Figure record extracts
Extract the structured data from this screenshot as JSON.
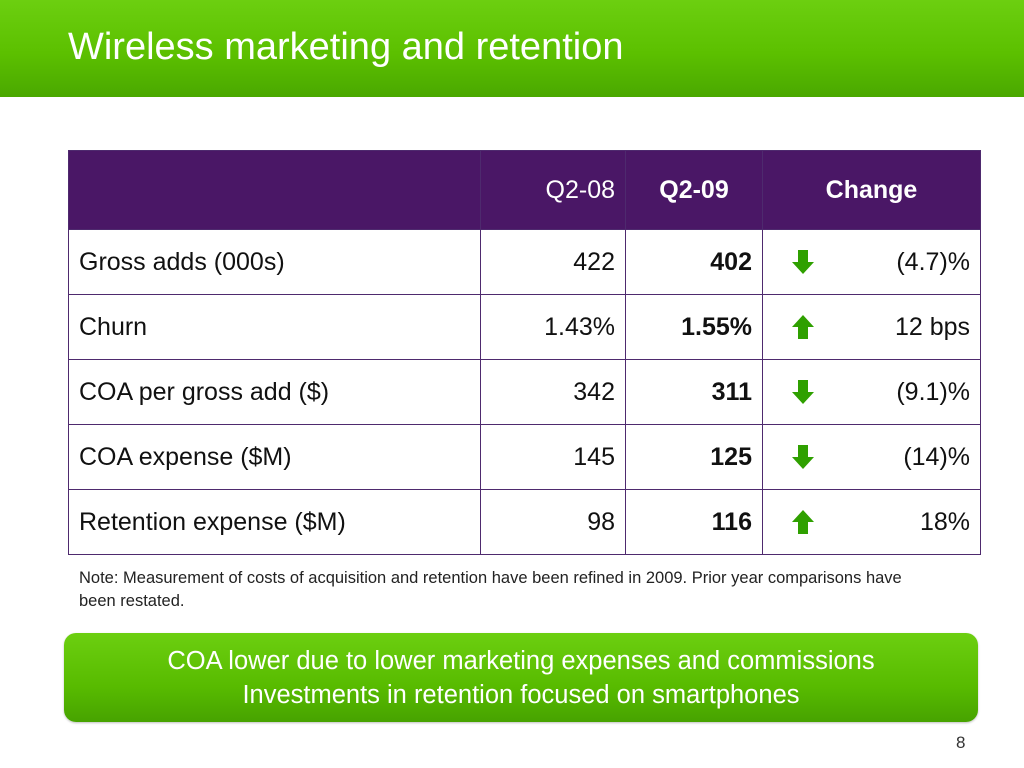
{
  "title": "Wireless marketing and retention",
  "table": {
    "headers": [
      "",
      "Q2-08",
      "Q2-09",
      "Change"
    ],
    "rows": [
      {
        "label": "Gross adds (000s)",
        "q2_08": "422",
        "q2_09": "402",
        "trend": "down-arrow-icon",
        "change": "(4.7)%"
      },
      {
        "label": "Churn",
        "q2_08": "1.43%",
        "q2_09": "1.55%",
        "trend": "up-arrow-icon",
        "change": "12 bps"
      },
      {
        "label": "COA per gross add ($)",
        "q2_08": "342",
        "q2_09": "311",
        "trend": "down-arrow-icon",
        "change": "(9.1)%"
      },
      {
        "label": "COA expense ($M)",
        "q2_08": "145",
        "q2_09": "125",
        "trend": "down-arrow-icon",
        "change": "(14)%"
      },
      {
        "label": "Retention expense ($M)",
        "q2_08": "98",
        "q2_09": "116",
        "trend": "up-arrow-icon",
        "change": "18%"
      }
    ]
  },
  "note": "Note: Measurement of costs of acquisition and retention have been refined in 2009. Prior year comparisons have been restated.",
  "callout": {
    "line1": "COA lower due to lower marketing expenses and commissions",
    "line2": "Investments in retention focused on smartphones"
  },
  "page_number": "8",
  "colors": {
    "header_green": "#5cc000",
    "table_header_purple": "#4a1766",
    "arrow_green": "#2fa000"
  }
}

▶ [TASK]: Report all lines of the data that include the word "label".

▶ [EXERCISE RESPONSE]:
        "label": "Gross adds (000s)",
        "label": "Churn",
        "label": "COA per gross add ($)",
        "label": "COA expense ($M)",
        "label": "Retention expense ($M)",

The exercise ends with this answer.